SOURCE DATA |
(begin)

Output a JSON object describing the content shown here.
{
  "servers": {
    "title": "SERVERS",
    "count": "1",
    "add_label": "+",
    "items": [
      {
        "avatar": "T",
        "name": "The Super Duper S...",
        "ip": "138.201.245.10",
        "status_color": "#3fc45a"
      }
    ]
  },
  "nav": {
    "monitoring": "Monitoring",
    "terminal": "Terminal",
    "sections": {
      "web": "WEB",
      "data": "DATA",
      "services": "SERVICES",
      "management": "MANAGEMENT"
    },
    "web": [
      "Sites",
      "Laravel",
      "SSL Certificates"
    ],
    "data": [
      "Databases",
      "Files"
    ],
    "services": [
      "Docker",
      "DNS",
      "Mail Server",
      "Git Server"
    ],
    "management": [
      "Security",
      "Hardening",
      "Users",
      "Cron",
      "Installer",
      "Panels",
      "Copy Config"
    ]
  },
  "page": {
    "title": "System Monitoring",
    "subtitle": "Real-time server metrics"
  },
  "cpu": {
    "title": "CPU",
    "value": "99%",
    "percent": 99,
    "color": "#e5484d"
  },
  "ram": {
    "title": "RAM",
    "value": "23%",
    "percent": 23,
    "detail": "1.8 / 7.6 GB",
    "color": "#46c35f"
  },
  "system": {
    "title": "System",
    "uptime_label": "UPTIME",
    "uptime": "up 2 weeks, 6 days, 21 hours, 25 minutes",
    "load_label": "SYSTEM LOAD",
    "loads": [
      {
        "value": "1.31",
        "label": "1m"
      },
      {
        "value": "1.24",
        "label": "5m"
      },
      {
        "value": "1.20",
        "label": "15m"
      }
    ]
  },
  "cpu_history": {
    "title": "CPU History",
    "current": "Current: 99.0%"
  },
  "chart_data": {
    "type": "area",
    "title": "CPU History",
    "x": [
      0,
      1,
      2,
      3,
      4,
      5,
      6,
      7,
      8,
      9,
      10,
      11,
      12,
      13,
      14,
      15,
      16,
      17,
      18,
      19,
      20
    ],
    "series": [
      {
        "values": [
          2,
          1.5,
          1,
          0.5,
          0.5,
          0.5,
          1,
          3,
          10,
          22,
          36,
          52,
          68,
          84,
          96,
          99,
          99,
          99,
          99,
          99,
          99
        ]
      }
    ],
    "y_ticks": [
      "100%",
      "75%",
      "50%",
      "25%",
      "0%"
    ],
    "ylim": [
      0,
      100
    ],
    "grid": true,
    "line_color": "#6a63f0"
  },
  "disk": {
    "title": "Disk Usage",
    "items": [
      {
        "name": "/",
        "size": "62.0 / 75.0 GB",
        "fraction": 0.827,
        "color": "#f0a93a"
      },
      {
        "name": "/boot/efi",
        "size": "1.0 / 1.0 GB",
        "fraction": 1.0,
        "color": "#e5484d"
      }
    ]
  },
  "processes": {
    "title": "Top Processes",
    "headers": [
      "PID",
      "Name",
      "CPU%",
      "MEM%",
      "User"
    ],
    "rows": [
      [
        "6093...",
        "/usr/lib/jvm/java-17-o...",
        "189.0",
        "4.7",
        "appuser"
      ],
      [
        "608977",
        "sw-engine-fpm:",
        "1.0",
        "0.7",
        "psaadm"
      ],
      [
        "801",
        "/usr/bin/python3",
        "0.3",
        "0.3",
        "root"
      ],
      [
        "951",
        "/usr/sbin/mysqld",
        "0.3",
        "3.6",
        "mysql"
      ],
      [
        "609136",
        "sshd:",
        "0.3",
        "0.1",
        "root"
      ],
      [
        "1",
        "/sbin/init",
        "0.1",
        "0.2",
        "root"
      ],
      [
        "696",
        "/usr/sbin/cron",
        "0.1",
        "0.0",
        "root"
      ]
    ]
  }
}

(end)

WHAT THE EXERCISE ASKS |
Give the data again, exactly as it stands.

FULL SOLUTION |
Output a JSON object describing the content shown here.
{
  "servers": {
    "title": "SERVERS",
    "count": "1",
    "add_label": "+",
    "items": [
      {
        "avatar": "T",
        "name": "The Super Duper S...",
        "ip": "138.201.245.10",
        "status_color": "#3fc45a"
      }
    ]
  },
  "nav": {
    "monitoring": "Monitoring",
    "terminal": "Terminal",
    "sections": {
      "web": "WEB",
      "data": "DATA",
      "services": "SERVICES",
      "management": "MANAGEMENT"
    },
    "web": [
      "Sites",
      "Laravel",
      "SSL Certificates"
    ],
    "data": [
      "Databases",
      "Files"
    ],
    "services": [
      "Docker",
      "DNS",
      "Mail Server",
      "Git Server"
    ],
    "management": [
      "Security",
      "Hardening",
      "Users",
      "Cron",
      "Installer",
      "Panels",
      "Copy Config"
    ]
  },
  "page": {
    "title": "System Monitoring",
    "subtitle": "Real-time server metrics"
  },
  "cpu": {
    "title": "CPU",
    "value": "99%",
    "percent": 99,
    "color": "#e5484d"
  },
  "ram": {
    "title": "RAM",
    "value": "23%",
    "percent": 23,
    "detail": "1.8 / 7.6 GB",
    "color": "#46c35f"
  },
  "system": {
    "title": "System",
    "uptime_label": "UPTIME",
    "uptime": "up 2 weeks, 6 days, 21 hours, 25 minutes",
    "load_label": "SYSTEM LOAD",
    "loads": [
      {
        "value": "1.31",
        "label": "1m"
      },
      {
        "value": "1.24",
        "label": "5m"
      },
      {
        "value": "1.20",
        "label": "15m"
      }
    ]
  },
  "cpu_history": {
    "title": "CPU History",
    "current": "Current: 99.0%"
  },
  "chart_data": {
    "type": "area",
    "title": "CPU History",
    "x": [
      0,
      1,
      2,
      3,
      4,
      5,
      6,
      7,
      8,
      9,
      10,
      11,
      12,
      13,
      14,
      15,
      16,
      17,
      18,
      19,
      20
    ],
    "series": [
      {
        "values": [
          2,
          1.5,
          1,
          0.5,
          0.5,
          0.5,
          1,
          3,
          10,
          22,
          36,
          52,
          68,
          84,
          96,
          99,
          99,
          99,
          99,
          99,
          99
        ]
      }
    ],
    "y_ticks": [
      "100%",
      "75%",
      "50%",
      "25%",
      "0%"
    ],
    "ylim": [
      0,
      100
    ],
    "grid": true,
    "line_color": "#6a63f0"
  },
  "disk": {
    "title": "Disk Usage",
    "items": [
      {
        "name": "/",
        "size": "62.0 / 75.0 GB",
        "fraction": 0.827,
        "color": "#f0a93a"
      },
      {
        "name": "/boot/efi",
        "size": "1.0 / 1.0 GB",
        "fraction": 1.0,
        "color": "#e5484d"
      }
    ]
  },
  "processes": {
    "title": "Top Processes",
    "headers": [
      "PID",
      "Name",
      "CPU%",
      "MEM%",
      "User"
    ],
    "rows": [
      [
        "6093...",
        "/usr/lib/jvm/java-17-o...",
        "189.0",
        "4.7",
        "appuser"
      ],
      [
        "608977",
        "sw-engine-fpm:",
        "1.0",
        "0.7",
        "psaadm"
      ],
      [
        "801",
        "/usr/bin/python3",
        "0.3",
        "0.3",
        "root"
      ],
      [
        "951",
        "/usr/sbin/mysqld",
        "0.3",
        "3.6",
        "mysql"
      ],
      [
        "609136",
        "sshd:",
        "0.3",
        "0.1",
        "root"
      ],
      [
        "1",
        "/sbin/init",
        "0.1",
        "0.2",
        "root"
      ],
      [
        "696",
        "/usr/sbin/cron",
        "0.1",
        "0.0",
        "root"
      ]
    ]
  }
}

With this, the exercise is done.